Locate each line with the string "Bone" in the listing below and copy it.

[STORED DATA]

++++++++

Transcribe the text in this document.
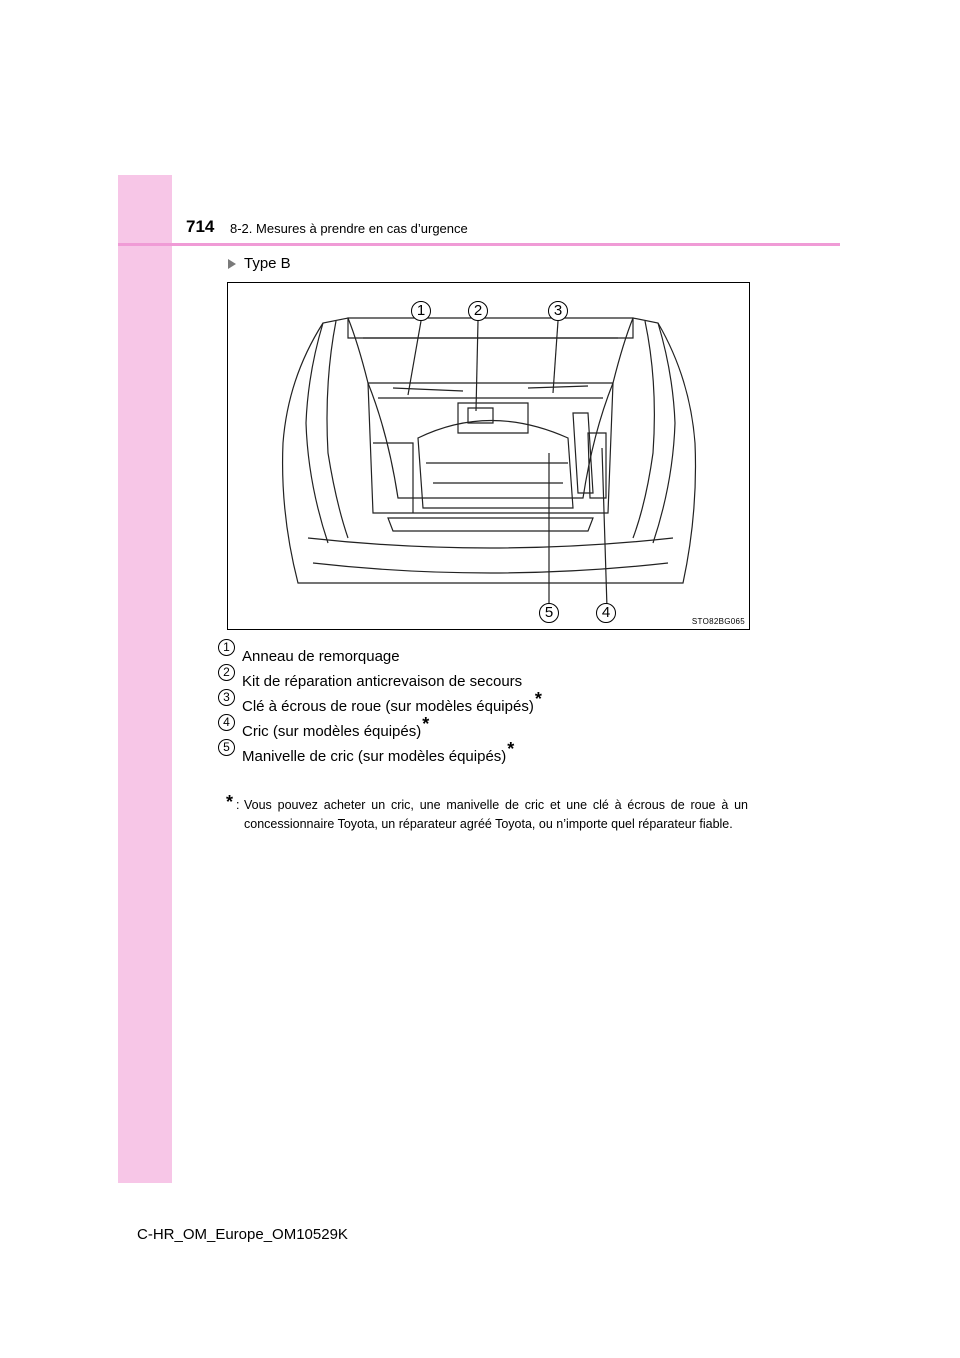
714 8-2. Mesures à prendre en cas d’urgence
Type B
1	2	3
5	4
STO82BG065
1
Anneau de remorquage
2
Kit de réparation anticrevaison de secours
3
Clé à écrous de roue (sur modèles équipés)*
4
Cric (sur modèles équipés)*
5
Manivelle de cric (sur modèles équipés)*
* : Vous pouvez acheter un cric, une manivelle de cric et une clé à écrous de roue à un concessionnaire Toyota, un réparateur agréé Toyota, ou n’importe quel réparateur fiable.
C-HR_OM_Europe_OM10529K
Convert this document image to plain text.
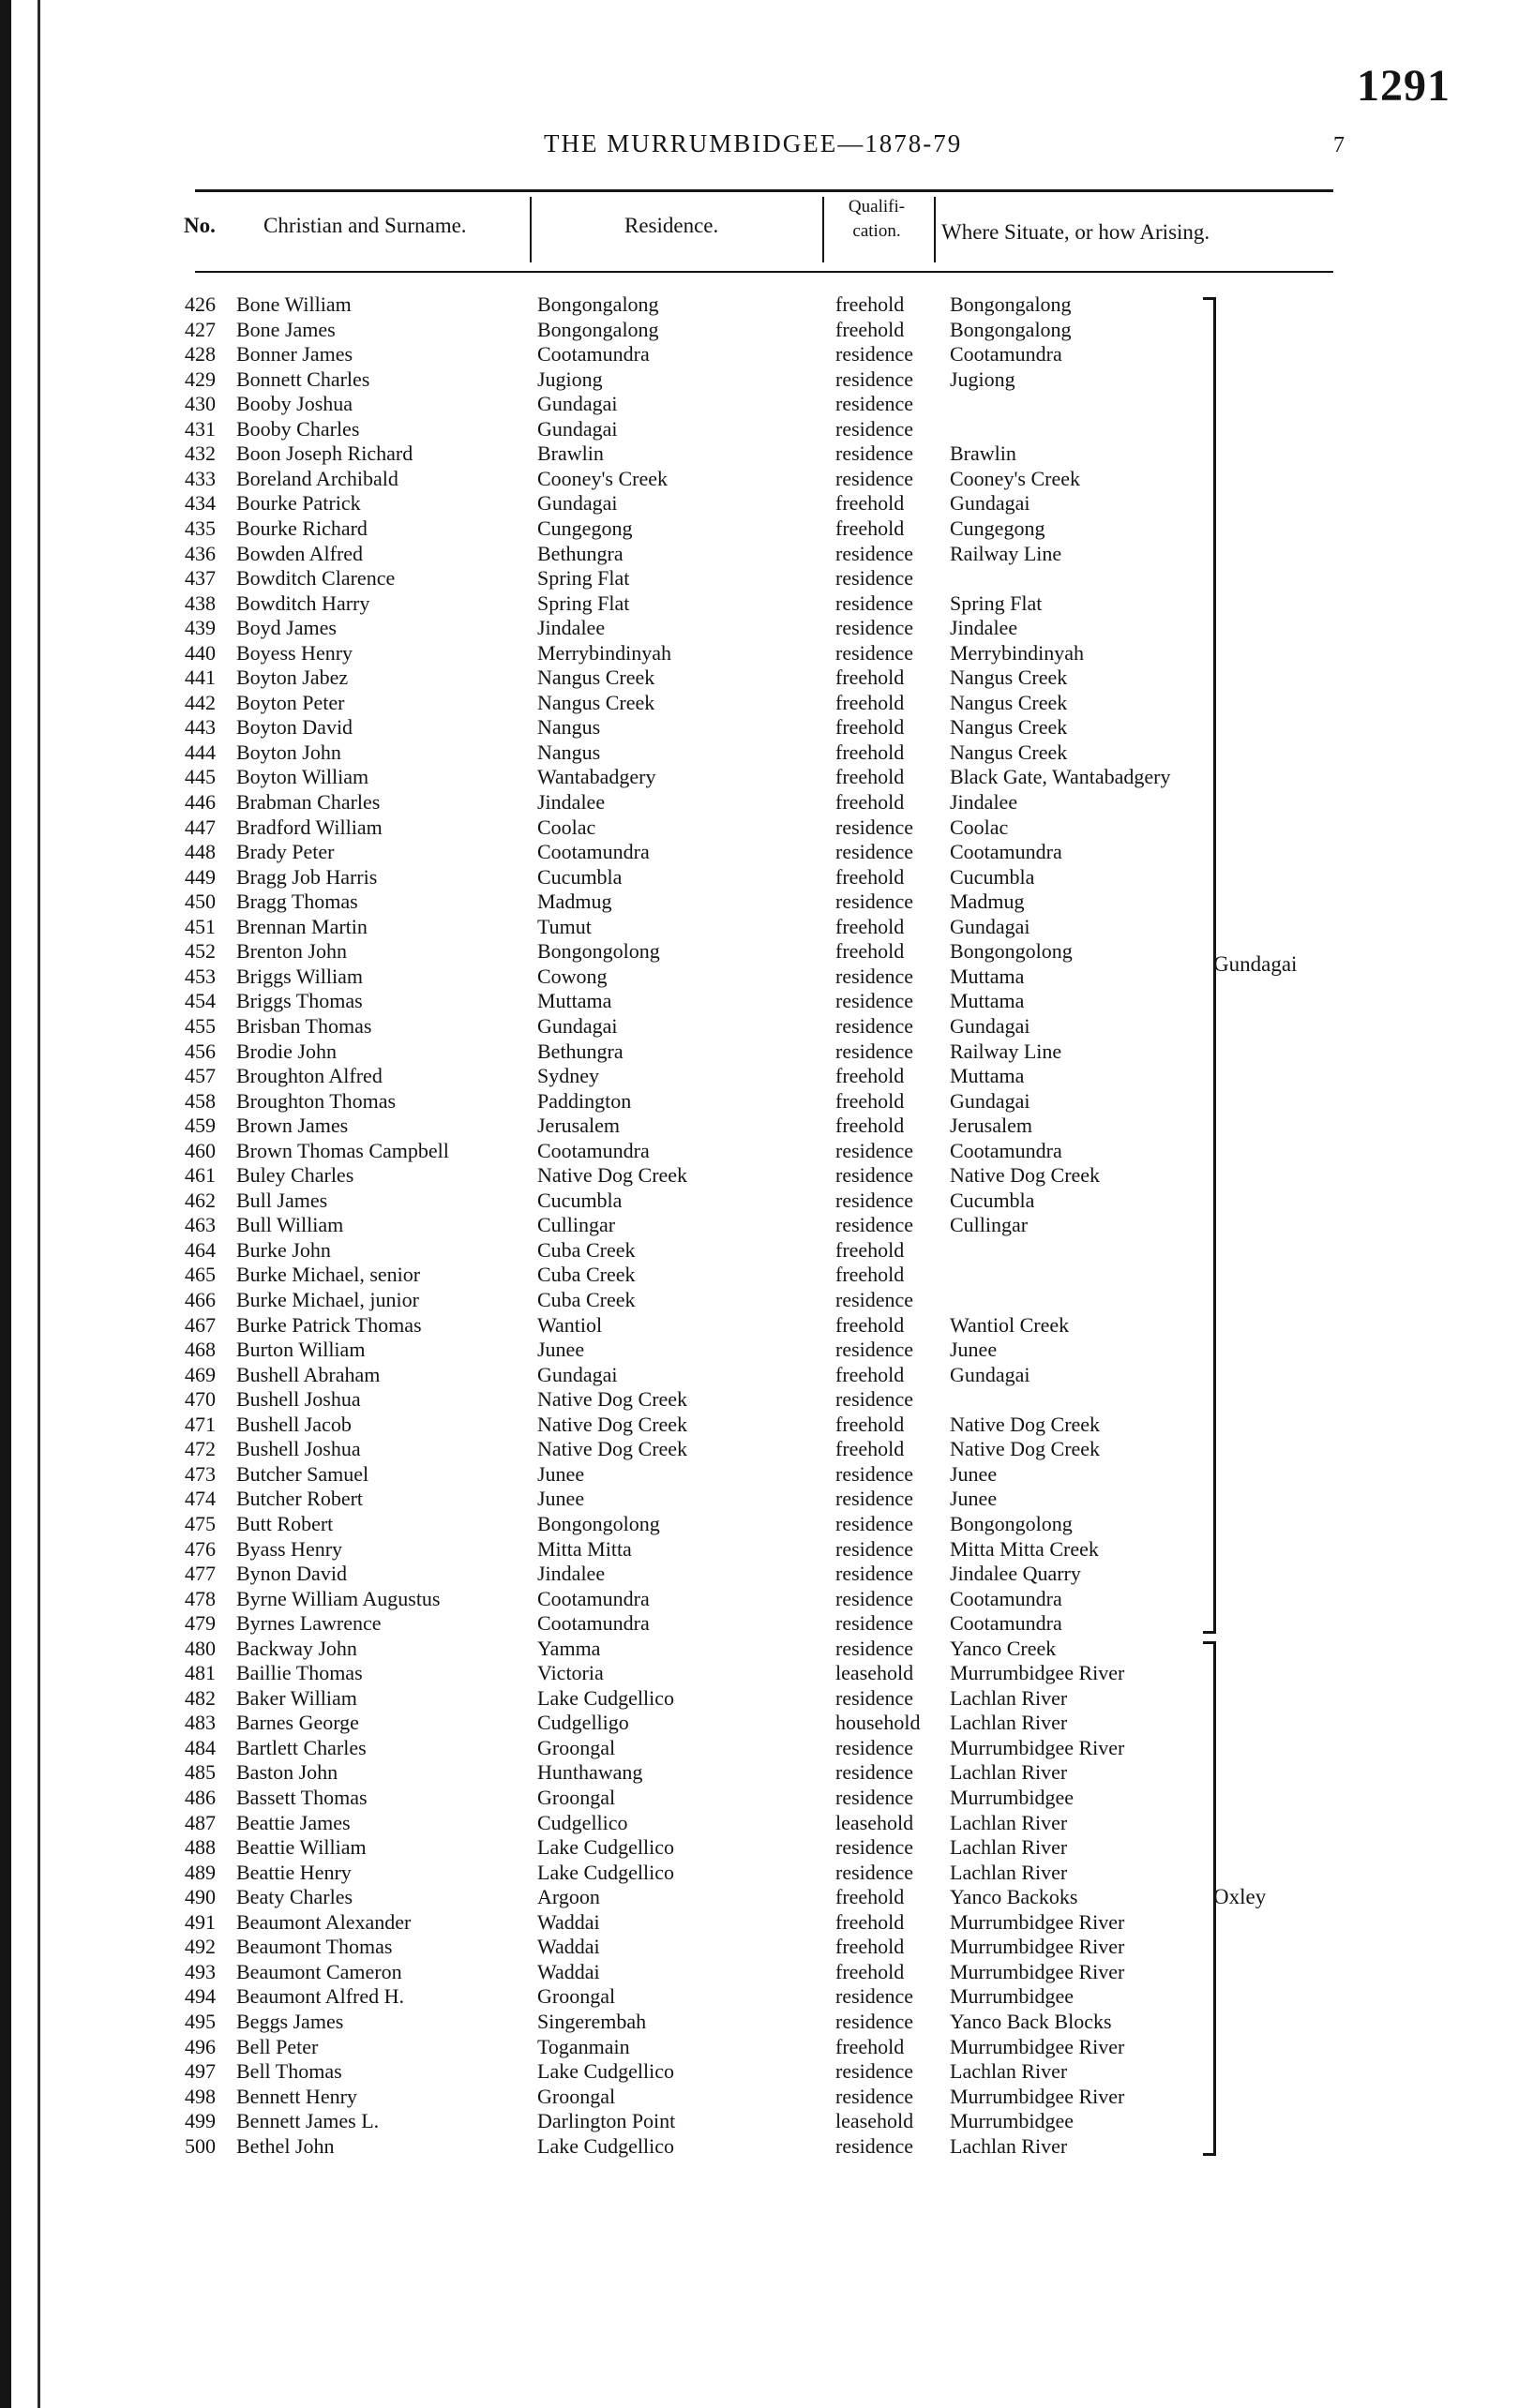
1291
THE MURRUMBIDGEE—1878-79	7
No. Christian and Surname.	Residence.
Qualifi-cation.	Where Situate, or how Arising.
426 Bone William	Bongongalong	freehold Bongongalong
427 Bone James	Bongongalong	freehold Bongongalong
428 Bonner James	Cootamundra	residence Cootamundra
429 Bonnett Charles	Jugiong	residence Jugiong
430 Booby Joshua	Gundagai	residence
431 Booby Charles	Gundagai	residence
432 Boon Joseph Richard	Brawlin	residence Brawlin
433 Boreland Archibald	Cooney's Creek	residence Cooney's Creek
434 Bourke Patrick	Gundagai	freehold Gundagai
435 Bourke Richard	Cungegong	freehold Cungegong
436 Bowden Alfred	Bethungra	residence Railway Line
437 Bowditch Clarence	Spring Flat	residence
438 Bowditch Harry	Spring Flat	residence Spring Flat
439 Boyd James	Jindalee	residence Jindalee
440 Boyess Henry	Merrybindinyah	residence Merrybindinyah
441 Boyton Jabez	Nangus Creek	freehold Nangus Creek
442 Boyton Peter	Nangus Creek	freehold Nangus Creek
443 Boyton David	Nangus	freehold Nangus Creek
444 Boyton John	Nangus	freehold Nangus Creek
445 Boyton William	Wantabadgery	freehold Black Gate, Wantabadgery
446 Brabman Charles	Jindalee	freehold Jindalee
447 Bradford William	Coolac	residence Coolac
448 Brady Peter	Cootamundra	residence Cootamundra
449 Bragg Job Harris	Cucumbla	freehold Cucumbla
450 Bragg Thomas	Madmug	residence Madmug
451 Brennan Martin	Tumut	freehold Gundagai
452 Brenton John	Bongongolong	freehold Bongongolong
453 Briggs William	Cowong	residence Muttama
454 Briggs Thomas	Muttama	residence Muttama
455 Brisban Thomas	Gundagai	residence Gundagai
456 Brodie John	Bethungra	residence Railway Line
457 Broughton Alfred	Sydney	freehold Muttama
458 Broughton Thomas	Paddington	freehold Gundagai
459 Brown James	Jerusalem	freehold Jerusalem
460 Brown Thomas Campbell	Cootamundra	residence Cootamundra
461 Buley Charles	Native Dog Creek	residence Native Dog Creek
462 Bull James	Cucumbla	residence Cucumbla
463 Bull William	Cullingar	residence Cullingar
464 Burke John	Cuba Creek	freehold
465 Burke Michael, senior	Cuba Creek	freehold
466 Burke Michael, junior	Cuba Creek	residence
467 Burke Patrick Thomas	Wantiol	freehold Wantiol Creek
468 Burton William	Junee	residence Junee
469 Bushell Abraham	Gundagai	freehold Gundagai
470 Bushell Joshua	Native Dog Creek	residence
471 Bushell Jacob	Native Dog Creek	freehold Native Dog Creek
472 Bushell Joshua	Native Dog Creek	freehold Native Dog Creek
473 Butcher Samuel	Junee	residence Junee
474 Butcher Robert	Junee	residence Junee
475 Butt Robert	Bongongolong	residence Bongongolong
476 Byass Henry	Mitta Mitta	residence Mitta Mitta Creek
477 Bynon David	Jindalee	residence Jindalee Quarry
478 Byrne William Augustus	Cootamundra	residence Cootamundra
479 Byrnes Lawrence	Cootamundra	residence Cootamundra
480 Backway John	Yamma	residence Yanco Creek
481 Baillie Thomas	Victoria	leasehold Murrumbidgee River
482 Baker William	Lake Cudgellico	residence Lachlan River
483 Barnes George	Cudgelligo	household Lachlan River
484 Bartlett Charles	Groongal	residence Murrumbidgee River
485 Baston John	Hunthawang	residence Lachlan River
486 Bassett Thomas	Groongal	residence Murrumbidgee
487 Beattie James	Cudgellico	leasehold Lachlan River
488 Beattie William	Lake Cudgellico	residence Lachlan River
489 Beattie Henry	Lake Cudgellico	residence Lachlan River
490 Beaty Charles	Argoon	freehold Yanco Backoks
491 Beaumont Alexander	Waddai	freehold Murrumbidgee River
492 Beaumont Thomas	Waddai	freehold Murrumbidgee River
493 Beaumont Cameron	Waddai	freehold Murrumbidgee River
494 Beaumont Alfred H.	Groongal	residence Murrumbidgee
495 Beggs James	Singerembah	residence Yanco Back Blocks
496 Bell Peter	Toganmain	freehold Murrumbidgee River
497 Bell Thomas	Lake Cudgellico	residence Lachlan River
498 Bennett Henry	Groongal	residence Murrumbidgee River
499 Bennett James L.	Darlington Point	leasehold Murrumbidgee
500 Bethel John	Lake Cudgellico	residence Lachlan River
Gundagai
Oxley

++++++++

[SOLUTION FOR THIS TASK]
426 Bone William	Bongongalong	freehold Bongongalong
427 Bone James	Bongongalong	freehold Bongongalong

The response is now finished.